Extracted data entries:

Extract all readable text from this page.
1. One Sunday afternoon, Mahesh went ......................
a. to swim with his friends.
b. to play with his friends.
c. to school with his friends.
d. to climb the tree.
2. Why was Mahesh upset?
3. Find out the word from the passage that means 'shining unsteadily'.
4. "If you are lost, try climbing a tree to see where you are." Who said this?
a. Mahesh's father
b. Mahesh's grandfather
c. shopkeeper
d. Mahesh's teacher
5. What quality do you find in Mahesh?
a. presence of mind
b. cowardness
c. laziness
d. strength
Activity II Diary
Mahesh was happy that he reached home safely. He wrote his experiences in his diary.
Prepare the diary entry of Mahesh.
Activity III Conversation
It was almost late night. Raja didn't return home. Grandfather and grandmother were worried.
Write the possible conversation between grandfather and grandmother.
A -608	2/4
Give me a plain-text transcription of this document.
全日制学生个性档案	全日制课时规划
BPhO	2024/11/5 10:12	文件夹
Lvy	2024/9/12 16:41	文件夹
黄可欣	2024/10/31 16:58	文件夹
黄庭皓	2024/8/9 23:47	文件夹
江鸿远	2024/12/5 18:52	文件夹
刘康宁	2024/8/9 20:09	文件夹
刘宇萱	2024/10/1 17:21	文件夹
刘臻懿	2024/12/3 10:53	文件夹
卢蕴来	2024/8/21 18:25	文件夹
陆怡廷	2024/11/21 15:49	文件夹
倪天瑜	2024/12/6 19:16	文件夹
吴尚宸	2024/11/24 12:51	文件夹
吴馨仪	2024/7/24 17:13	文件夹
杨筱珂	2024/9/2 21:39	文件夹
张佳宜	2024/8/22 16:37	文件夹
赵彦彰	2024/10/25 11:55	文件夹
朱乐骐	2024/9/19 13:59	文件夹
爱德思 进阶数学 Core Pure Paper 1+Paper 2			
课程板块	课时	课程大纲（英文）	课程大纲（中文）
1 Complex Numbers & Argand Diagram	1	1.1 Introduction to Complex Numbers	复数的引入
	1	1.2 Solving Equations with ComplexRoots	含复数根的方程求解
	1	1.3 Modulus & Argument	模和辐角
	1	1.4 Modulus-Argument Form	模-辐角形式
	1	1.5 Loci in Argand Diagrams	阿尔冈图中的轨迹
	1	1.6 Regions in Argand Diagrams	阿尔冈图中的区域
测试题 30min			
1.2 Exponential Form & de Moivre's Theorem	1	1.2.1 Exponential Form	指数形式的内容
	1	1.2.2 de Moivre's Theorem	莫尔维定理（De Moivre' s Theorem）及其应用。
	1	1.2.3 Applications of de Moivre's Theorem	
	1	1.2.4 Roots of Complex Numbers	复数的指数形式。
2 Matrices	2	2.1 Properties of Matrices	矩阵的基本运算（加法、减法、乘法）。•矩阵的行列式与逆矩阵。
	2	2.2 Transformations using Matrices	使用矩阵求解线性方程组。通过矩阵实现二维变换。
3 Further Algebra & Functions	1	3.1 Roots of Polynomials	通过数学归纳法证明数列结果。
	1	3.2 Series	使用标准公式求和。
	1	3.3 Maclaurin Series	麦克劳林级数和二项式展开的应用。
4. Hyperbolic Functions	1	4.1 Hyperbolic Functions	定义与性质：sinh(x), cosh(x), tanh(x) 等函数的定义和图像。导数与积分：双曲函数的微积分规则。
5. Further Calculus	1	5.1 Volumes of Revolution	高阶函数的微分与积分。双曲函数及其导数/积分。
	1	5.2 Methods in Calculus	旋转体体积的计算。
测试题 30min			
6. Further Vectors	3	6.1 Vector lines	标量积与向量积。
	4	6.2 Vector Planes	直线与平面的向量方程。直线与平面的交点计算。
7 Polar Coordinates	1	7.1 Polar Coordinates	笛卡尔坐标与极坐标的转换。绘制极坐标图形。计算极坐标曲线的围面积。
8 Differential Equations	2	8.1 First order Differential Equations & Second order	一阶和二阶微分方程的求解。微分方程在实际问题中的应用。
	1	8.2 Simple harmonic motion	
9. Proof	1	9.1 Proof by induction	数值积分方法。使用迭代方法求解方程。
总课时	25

* **Task details**: Copy out the material word for word and line for line.

* **Result for this task**:
Extract all readable text from this page.
1. One Sunday afternoon, Mahesh went ......................
a. to swim with his friends.
b. to play with his friends.
c. to school with his friends.
d. to climb the tree.
2. Why was Mahesh upset?
3. Find out the word from the passage that means 'shining unsteadily'.
4. "If you are lost, try climbing a tree to see where you are." Who said this?
a. Mahesh's father
b. Mahesh's grandfather
c. shopkeeper
d. Mahesh's teacher
5. What quality do you find in Mahesh?
a. presence of mind
b. cowardness
c. laziness
d. strength
Activity II Diary
Mahesh was happy that he reached home safely. He wrote his experiences in his diary.
Prepare the diary entry of Mahesh.
Activity III Conversation
It was almost late night. Raja didn't return home. Grandfather and grandmother were worried.
Write the possible conversation between grandfather and grandmother.
A -608	2/4
Give me a plain-text transcription of this document.
全日制学生个性档案	全日制课时规划
BPhO	2024/11/5 10:12	文件夹
Lvy	2024/9/12 16:41	文件夹
黄可欣	2024/10/31 16:58	文件夹
黄庭皓	2024/8/9 23:47	文件夹
江鸿远	2024/12/5 18:52	文件夹
刘康宁	2024/8/9 20:09	文件夹
刘宇萱	2024/10/1 17:21	文件夹
刘臻懿	2024/12/3 10:53	文件夹
卢蕴来	2024/8/21 18:25	文件夹
陆怡廷	2024/11/21 15:49	文件夹
倪天瑜	2024/12/6 19:16	文件夹
吴尚宸	2024/11/24 12:51	文件夹
吴馨仪	2024/7/24 17:13	文件夹
杨筱珂	2024/9/2 21:39	文件夹
张佳宜	2024/8/22 16:37	文件夹
赵彦彰	2024/10/25 11:55	文件夹
朱乐骐	2024/9/19 13:59	文件夹
爱德思 进阶数学 Core Pure Paper 1+Paper 2			
课程板块	课时	课程大纲（英文）	课程大纲（中文）
1 Complex Numbers & Argand Diagram	1	1.1 Introduction to Complex Numbers	复数的引入
	1	1.2 Solving Equations with ComplexRoots	含复数根的方程求解
	1	1.3 Modulus & Argument	模和辐角
	1	1.4 Modulus-Argument Form	模-辐角形式
	1	1.5 Loci in Argand Diagrams	阿尔冈图中的轨迹
	1	1.6 Regions in Argand Diagrams	阿尔冈图中的区域
测试题 30min			
1.2 Exponential Form & de Moivre's Theorem	1	1.2.1 Exponential Form	指数形式的内容
	1	1.2.2 de Moivre's Theorem	莫尔维定理（De Moivre' s Theorem）及其应用。
	1	1.2.3 Applications of de Moivre's Theorem	
	1	1.2.4 Roots of Complex Numbers	复数的指数形式。
2 Matrices	2	2.1 Properties of Matrices	矩阵的基本运算（加法、减法、乘法）。•矩阵的行列式与逆矩阵。
	2	2.2 Transformations using Matrices	使用矩阵求解线性方程组。通过矩阵实现二维变换。
3 Further Algebra & Functions	1	3.1 Roots of Polynomials	通过数学归纳法证明数列结果。
	1	3.2 Series	使用标准公式求和。
	1	3.3 Maclaurin Series	麦克劳林级数和二项式展开的应用。
4. Hyperbolic Functions	1	4.1 Hyperbolic Functions	定义与性质：sinh(x), cosh(x), tanh(x) 等函数的定义和图像。导数与积分：双曲函数的微积分规则。
5. Further Calculus	1	5.1 Volumes of Revolution	高阶函数的微分与积分。双曲函数及其导数/积分。
	1	5.2 Methods in Calculus	旋转体体积的计算。
测试题 30min			
6. Further Vectors	3	6.1 Vector lines	标量积与向量积。
	4	6.2 Vector Planes	直线与平面的向量方程。直线与平面的交点计算。
7 Polar Coordinates	1	7.1 Polar Coordinates	笛卡尔坐标与极坐标的转换。绘制极坐标图形。计算极坐标曲线的围面积。
8 Differential Equations	2	8.1 First order Differential Equations & Second order	一阶和二阶微分方程的求解。微分方程在实际问题中的应用。
	1	8.2 Simple harmonic motion	
9. Proof	1	9.1 Proof by induction	数值积分方法。使用迭代方法求解方程。
总课时	25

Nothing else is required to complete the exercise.